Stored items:
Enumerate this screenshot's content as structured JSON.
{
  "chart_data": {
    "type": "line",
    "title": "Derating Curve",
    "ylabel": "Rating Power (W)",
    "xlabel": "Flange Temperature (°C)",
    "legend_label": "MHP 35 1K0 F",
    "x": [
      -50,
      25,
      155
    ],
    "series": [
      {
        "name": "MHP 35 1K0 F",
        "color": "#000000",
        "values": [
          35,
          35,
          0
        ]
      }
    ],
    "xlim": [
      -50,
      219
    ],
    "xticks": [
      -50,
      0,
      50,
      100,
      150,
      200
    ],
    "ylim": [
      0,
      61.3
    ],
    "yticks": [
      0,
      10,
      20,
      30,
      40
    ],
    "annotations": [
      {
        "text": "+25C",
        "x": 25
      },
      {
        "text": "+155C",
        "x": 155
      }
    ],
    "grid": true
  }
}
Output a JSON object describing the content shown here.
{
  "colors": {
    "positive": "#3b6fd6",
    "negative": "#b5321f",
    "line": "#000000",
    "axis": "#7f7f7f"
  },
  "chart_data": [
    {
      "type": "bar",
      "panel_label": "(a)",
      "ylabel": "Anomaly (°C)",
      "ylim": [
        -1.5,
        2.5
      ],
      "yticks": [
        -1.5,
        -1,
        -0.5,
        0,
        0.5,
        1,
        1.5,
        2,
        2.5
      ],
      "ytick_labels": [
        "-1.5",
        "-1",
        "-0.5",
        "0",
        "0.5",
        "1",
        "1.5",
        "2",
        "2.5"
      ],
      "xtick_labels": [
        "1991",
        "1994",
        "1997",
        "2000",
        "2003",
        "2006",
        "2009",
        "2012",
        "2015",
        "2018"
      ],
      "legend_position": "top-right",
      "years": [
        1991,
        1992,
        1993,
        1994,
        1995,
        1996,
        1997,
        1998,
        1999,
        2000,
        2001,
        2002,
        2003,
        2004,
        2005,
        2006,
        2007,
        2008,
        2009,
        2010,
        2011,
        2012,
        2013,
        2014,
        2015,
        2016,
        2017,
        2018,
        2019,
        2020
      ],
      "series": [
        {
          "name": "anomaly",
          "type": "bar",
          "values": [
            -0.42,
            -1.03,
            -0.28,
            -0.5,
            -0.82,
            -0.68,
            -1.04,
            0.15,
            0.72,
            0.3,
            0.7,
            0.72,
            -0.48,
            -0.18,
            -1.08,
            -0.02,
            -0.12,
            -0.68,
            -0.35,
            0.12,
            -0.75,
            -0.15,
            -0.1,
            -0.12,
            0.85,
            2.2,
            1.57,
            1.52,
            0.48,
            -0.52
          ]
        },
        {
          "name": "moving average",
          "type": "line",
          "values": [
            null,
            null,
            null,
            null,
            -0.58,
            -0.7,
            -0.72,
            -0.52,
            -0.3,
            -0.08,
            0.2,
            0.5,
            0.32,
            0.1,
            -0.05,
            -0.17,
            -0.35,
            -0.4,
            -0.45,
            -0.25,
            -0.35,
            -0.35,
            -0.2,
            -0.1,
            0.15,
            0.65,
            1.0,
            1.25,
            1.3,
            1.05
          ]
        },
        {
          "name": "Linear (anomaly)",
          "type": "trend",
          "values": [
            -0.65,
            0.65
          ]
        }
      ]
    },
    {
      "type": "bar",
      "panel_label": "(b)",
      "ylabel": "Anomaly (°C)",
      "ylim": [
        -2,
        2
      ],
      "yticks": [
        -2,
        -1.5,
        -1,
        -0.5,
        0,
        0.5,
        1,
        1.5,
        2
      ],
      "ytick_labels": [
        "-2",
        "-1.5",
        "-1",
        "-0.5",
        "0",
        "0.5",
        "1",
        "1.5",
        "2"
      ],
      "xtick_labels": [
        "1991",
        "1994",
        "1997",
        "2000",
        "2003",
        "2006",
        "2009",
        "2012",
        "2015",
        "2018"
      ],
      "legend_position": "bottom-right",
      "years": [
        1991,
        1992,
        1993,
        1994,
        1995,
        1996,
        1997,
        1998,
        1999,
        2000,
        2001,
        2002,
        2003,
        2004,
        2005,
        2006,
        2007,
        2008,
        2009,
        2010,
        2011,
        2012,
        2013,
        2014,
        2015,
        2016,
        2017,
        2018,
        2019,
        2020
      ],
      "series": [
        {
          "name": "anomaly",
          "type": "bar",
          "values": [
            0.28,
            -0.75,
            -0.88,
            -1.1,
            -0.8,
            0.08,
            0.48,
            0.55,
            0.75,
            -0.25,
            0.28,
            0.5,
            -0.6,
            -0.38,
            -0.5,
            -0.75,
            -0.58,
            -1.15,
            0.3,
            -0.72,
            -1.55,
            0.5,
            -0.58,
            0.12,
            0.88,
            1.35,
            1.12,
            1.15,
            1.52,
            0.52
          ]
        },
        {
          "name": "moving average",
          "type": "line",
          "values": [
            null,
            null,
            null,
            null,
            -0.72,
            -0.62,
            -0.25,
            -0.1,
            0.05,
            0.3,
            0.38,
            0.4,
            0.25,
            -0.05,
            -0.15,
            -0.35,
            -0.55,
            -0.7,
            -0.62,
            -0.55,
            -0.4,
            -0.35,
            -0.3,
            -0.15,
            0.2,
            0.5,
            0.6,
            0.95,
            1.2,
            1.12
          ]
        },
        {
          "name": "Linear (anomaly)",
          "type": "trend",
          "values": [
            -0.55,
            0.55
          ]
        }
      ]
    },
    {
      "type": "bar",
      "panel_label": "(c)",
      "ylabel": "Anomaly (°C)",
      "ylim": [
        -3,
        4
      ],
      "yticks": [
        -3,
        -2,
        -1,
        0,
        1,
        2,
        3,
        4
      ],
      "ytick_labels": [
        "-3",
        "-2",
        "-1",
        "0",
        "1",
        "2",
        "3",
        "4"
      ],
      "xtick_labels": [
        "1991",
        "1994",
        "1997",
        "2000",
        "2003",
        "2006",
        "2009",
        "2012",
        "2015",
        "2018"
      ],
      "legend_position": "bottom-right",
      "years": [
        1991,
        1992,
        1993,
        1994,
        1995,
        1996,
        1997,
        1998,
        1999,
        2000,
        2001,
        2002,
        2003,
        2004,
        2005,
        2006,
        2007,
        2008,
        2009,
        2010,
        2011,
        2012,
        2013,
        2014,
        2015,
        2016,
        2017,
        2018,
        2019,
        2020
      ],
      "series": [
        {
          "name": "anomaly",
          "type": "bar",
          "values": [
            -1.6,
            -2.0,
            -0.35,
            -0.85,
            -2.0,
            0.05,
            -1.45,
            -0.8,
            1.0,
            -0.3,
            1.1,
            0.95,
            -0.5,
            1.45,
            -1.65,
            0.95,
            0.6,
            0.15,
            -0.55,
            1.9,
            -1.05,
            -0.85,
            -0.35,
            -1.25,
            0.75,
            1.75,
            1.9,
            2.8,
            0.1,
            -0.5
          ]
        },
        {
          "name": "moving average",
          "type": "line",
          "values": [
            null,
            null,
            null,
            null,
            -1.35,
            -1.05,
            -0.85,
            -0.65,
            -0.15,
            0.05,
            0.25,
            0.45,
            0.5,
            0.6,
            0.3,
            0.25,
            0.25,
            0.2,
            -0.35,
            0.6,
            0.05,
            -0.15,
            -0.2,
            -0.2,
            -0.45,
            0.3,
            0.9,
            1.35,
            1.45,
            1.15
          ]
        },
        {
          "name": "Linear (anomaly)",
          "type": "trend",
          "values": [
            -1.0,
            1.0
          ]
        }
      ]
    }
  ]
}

--

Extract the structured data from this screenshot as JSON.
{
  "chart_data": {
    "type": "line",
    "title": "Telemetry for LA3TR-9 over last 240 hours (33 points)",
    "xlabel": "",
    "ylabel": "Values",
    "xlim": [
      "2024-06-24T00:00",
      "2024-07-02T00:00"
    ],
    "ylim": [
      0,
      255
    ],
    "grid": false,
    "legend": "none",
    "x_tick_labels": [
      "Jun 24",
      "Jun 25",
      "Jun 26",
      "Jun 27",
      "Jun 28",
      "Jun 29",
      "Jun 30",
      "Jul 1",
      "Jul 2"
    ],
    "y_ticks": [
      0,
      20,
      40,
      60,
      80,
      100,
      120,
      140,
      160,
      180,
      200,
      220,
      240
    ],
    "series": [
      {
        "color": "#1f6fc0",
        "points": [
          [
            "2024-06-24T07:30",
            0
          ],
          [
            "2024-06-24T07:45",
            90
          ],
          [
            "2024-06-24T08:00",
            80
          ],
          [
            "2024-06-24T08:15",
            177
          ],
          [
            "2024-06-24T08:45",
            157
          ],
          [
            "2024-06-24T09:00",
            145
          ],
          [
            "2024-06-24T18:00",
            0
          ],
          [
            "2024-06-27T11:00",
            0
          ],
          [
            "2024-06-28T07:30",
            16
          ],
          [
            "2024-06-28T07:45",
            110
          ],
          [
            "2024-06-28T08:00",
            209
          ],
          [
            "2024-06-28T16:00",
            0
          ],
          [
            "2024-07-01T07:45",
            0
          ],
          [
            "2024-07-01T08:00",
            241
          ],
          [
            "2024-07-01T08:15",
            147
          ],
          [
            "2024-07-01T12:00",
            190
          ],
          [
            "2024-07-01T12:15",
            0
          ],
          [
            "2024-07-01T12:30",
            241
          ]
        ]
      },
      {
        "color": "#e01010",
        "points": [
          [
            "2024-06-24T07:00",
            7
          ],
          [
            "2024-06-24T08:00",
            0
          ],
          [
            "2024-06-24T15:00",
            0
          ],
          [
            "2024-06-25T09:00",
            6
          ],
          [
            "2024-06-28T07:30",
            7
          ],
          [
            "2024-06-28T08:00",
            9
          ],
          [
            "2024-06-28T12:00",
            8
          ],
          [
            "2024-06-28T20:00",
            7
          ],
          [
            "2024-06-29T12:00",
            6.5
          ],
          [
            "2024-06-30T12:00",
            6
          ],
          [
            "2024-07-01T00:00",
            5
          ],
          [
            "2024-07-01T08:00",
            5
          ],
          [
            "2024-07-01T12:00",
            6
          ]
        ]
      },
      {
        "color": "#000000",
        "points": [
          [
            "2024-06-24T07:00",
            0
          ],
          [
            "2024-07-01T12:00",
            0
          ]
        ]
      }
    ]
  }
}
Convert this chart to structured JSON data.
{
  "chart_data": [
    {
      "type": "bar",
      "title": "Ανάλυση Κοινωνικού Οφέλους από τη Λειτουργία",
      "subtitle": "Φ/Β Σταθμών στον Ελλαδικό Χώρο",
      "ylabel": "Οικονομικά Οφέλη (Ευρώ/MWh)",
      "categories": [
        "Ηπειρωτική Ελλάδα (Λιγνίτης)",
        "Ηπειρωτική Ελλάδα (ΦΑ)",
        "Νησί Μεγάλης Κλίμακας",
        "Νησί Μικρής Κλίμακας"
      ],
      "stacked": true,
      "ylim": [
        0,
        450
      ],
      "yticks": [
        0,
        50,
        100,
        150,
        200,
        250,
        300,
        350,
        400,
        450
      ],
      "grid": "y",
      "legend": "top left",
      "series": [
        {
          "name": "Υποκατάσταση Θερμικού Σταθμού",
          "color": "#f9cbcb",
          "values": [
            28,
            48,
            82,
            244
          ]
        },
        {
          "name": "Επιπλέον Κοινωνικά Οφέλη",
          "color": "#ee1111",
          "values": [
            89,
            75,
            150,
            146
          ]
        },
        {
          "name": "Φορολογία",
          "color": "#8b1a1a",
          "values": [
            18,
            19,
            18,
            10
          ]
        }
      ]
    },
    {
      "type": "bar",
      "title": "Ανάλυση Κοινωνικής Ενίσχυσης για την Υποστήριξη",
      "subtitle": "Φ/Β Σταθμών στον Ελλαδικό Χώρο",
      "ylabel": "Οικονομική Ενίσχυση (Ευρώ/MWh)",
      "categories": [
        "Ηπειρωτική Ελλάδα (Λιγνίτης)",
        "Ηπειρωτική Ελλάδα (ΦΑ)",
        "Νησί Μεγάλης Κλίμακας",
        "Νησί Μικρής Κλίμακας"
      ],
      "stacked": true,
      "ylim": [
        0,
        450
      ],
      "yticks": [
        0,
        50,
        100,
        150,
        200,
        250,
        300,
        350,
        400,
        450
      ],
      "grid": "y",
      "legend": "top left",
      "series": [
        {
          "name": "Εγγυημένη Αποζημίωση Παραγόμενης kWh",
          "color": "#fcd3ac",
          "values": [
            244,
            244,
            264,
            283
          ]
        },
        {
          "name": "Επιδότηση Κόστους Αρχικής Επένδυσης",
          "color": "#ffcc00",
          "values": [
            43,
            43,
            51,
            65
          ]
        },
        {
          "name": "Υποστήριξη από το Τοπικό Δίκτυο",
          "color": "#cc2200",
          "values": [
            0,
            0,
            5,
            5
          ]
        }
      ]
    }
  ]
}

--

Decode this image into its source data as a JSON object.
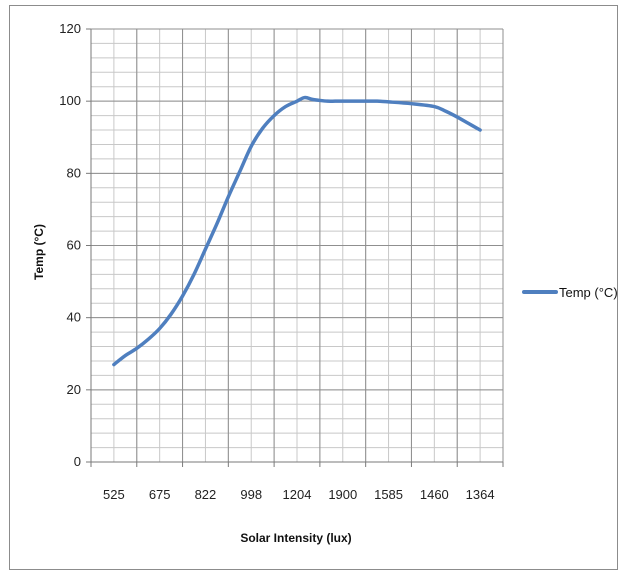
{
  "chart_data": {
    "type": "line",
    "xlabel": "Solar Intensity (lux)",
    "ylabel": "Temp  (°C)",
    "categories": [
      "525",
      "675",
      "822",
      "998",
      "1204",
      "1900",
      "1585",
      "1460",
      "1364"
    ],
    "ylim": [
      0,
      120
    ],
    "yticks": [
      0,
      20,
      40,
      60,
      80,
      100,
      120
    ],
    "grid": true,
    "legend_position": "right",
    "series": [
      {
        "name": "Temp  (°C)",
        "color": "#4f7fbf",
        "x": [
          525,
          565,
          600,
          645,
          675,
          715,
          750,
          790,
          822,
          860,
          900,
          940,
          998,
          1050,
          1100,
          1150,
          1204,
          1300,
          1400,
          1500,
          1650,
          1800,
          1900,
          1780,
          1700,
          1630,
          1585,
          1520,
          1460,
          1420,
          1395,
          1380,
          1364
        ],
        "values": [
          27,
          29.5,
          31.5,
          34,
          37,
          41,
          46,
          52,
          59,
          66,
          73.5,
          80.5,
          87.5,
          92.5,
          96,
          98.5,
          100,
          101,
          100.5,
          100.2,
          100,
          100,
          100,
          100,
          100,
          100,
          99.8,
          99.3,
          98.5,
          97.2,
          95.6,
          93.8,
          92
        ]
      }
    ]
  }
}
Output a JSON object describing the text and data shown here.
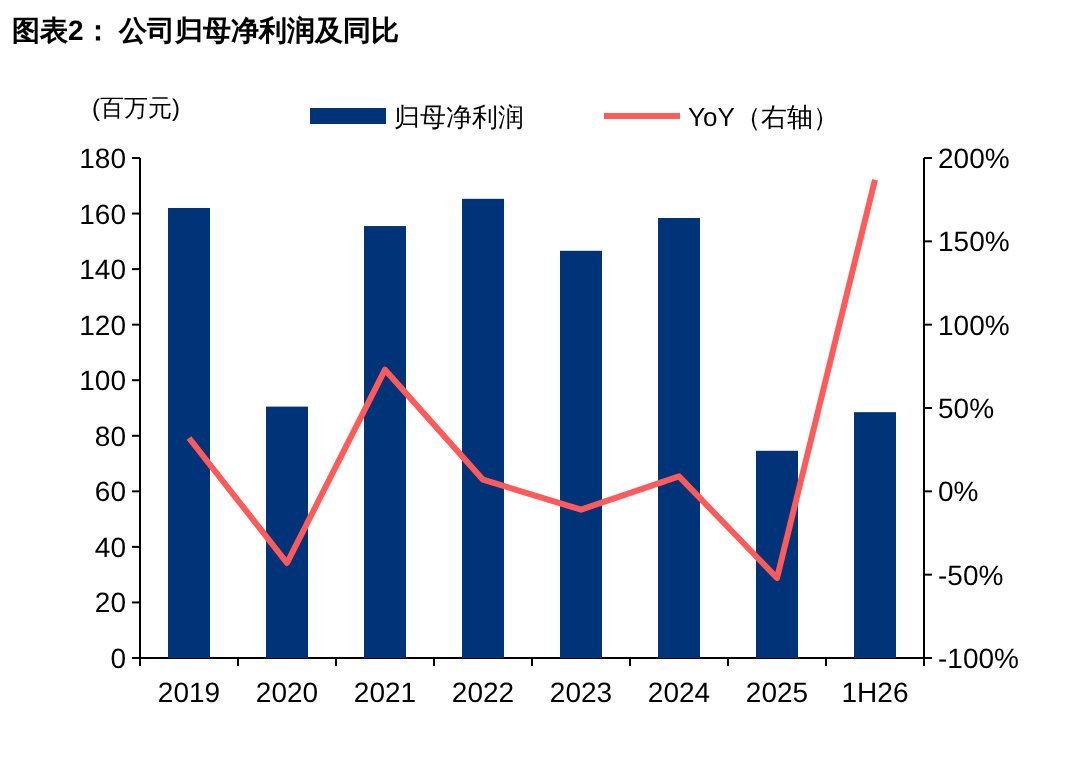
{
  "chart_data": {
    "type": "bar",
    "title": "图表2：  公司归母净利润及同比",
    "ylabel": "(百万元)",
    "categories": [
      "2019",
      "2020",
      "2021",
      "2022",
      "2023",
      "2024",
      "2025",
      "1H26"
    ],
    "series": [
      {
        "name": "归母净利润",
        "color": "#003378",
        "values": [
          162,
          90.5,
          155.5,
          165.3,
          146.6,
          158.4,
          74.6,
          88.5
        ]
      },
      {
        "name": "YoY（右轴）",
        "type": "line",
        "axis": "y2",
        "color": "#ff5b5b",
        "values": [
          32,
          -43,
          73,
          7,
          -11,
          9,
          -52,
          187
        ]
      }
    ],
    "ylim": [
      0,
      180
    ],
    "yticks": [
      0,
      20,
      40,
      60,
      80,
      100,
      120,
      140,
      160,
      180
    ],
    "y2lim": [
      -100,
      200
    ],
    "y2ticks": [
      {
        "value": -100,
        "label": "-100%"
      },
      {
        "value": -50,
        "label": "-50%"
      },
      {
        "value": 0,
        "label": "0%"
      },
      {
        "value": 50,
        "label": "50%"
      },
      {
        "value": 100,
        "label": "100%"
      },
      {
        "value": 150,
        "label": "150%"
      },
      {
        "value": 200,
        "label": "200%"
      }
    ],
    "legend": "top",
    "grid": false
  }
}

*Set problem*.
Tell how many lines hold the string "ylabel", giving the number and nothing else.

*Answer to this task*.
9